The New AnnualCreditReport.com Disclaimer Goes Too Far

2010 May 4
by Kyle Bumpus
from → Credit And Debt

You know those Surgeon General’s Warnings found on cigarette packages?  “Smoking causes lung cancer and heart disease.”  “Smoking will cause nobody to ever want to make out with you because you smell bad.”  “If you smoke while pregnant, your kid will probably become horribly deformed.”

Well, add one more warning to the list.  As of April 1st of 2010, every website offering “free credit reports” must advertise annualcreditreport.com, the only government-authorized source of said reports, at the very top of the page.  Am I the only one who thinks this is a tad ridiculous?

The FTC Has Gone Too Far

First off, who cares if annualcreditreport.com is the only government-authorized source of free credit reports?  Since when does the government have a monopoly on consumers’ credit?  They don’t have anything to do with actually collecting, sorting, or calculating anybody’s credit score.

I admit, freecreditreport.com’s advertising campaign is a bit deceptive.  But then again, it is technically possible to get your free credit reports and then unsubscribe from the service without paying anything.  Plenty of people manage it every day.  Obviously, the site’s business model relies on a certain percentage of people forgetting to cancel in time, but there’s nothing outright fraudulent about that.  After all, if you forget who you gave your credit card to, how is that anybody else’s problem?

What it comes down to is this:  I’m a business, trying to make money.  I have employees to pay, taxes to pay, and shareholders to keep happy.  The last thing I want to do is give free advertising to the competition.  Can you image General Motors running a Ford commercial, or Boeing taking out a full-page ad in the Wall Street Journal (Get The Wall Street Journal for 75% off!) praising the reliability of Air Bus jets?  Of course not:  that would be idiotic.  Yet that’s exactly what these free-credit-report websites are being forced to do.  That’s nothing but outright coercion, and coercion is the bane of free-market capitalism.  Regulations are all well and good, but only when it actually helps the general public, which brings me to my  next point…

Disclaimers Don’t Work Anyway

Has anybody ever produced convincing evidence that disclaimers such as these actually work to curtail behavior?  Sure, smoking has decreased significantly since health warnings first started appearing on cigarette packaging, but that doesn’t mean said warnings had anything to do with the decrease.  I think it far more likely cigarette use has decreased as a result of increasing levels of social pressure against smoking and smokers.  Seeing a warning on a package won’t convince me to quit, but being unable to smoke in any of my favorite bars or restaurants probably would.  So would having to pay extra to rent an apartment (if they would rent to me in the first place:  many landlords won’t).

DATA FOR ANALYSIS.
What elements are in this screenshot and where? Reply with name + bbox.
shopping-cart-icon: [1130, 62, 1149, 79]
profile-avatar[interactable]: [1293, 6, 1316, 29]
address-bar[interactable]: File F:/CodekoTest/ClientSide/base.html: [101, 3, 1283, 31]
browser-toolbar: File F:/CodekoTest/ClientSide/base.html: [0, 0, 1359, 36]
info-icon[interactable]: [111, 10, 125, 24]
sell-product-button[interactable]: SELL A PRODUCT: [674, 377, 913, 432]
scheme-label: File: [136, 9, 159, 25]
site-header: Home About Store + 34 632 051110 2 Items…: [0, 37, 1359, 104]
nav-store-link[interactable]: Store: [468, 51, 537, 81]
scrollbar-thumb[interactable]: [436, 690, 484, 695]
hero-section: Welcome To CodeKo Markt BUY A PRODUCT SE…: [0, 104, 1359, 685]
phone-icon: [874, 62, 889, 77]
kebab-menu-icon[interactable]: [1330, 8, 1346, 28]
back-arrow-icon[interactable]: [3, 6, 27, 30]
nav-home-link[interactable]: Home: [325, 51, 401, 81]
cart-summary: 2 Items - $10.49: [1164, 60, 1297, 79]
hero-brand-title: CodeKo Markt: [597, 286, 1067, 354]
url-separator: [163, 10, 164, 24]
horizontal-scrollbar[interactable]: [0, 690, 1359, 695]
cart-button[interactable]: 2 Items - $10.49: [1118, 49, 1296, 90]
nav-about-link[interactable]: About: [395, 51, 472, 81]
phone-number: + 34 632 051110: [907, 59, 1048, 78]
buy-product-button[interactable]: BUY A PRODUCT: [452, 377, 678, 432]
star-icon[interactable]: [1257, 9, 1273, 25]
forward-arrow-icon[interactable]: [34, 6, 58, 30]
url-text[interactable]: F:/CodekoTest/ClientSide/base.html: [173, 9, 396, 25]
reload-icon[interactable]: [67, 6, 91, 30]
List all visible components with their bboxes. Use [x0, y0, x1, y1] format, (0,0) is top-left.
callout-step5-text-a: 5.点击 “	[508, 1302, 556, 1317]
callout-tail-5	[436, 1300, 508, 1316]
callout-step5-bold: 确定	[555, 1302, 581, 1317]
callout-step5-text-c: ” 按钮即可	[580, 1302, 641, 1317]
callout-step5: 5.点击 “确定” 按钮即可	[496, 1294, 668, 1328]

TASKS TO CARRY OUT.
A. Return everything from "Has anybody ever" down to "many landlords won’t)." in the credit report disclaimer post, copied word for word.
B. List each warning that appears in quotation marks in the opening paragraph of the credit report disclaimer post.
C. In the credit report disclaimer post, condense the paragraph that begins "I admit, freecreditreport.com's advertising campaign" into a shorter version that keeps its main points.

TASK-BY-TASK OUTPUTS.
A.
Has anybody ever produced convincing evidence that disclaimers such as these actually work to curtail behavior?  Sure, smoking has decreased significantly since health warnings first started appearing on cigarette packaging, but that doesn’t mean said warnings had anything to do with the decrease.  I think it far more likely cigarette use has decreased as a result of increasing levels of social pressure against smoking and smokers.  Seeing a warning on a package won’t convince me to quit, but being unable to smoke in any of my favorite bars or restaurants probably would.  So would having to pay extra to rent an apartment (if they would rent to me in the first place:  many landlords won’t).

B.
- "Smoking causes lung cancer and heart disease."
- "Smoking will cause nobody to ever want to make out with you because you smell bad."
- "If you smoke while pregnant, your kid will probably become horribly deformed."

C. The writer grants that freecreditreport.com's advertising is somewhat deceptive. However, people can get their free reports and unsubscribe without paying, and many do so every day. The site's business model depends on some people forgetting to cancel in time, but the writer sees nothing fraudulent in that. The writer argues that forgetting who has your credit card is no one else's problem.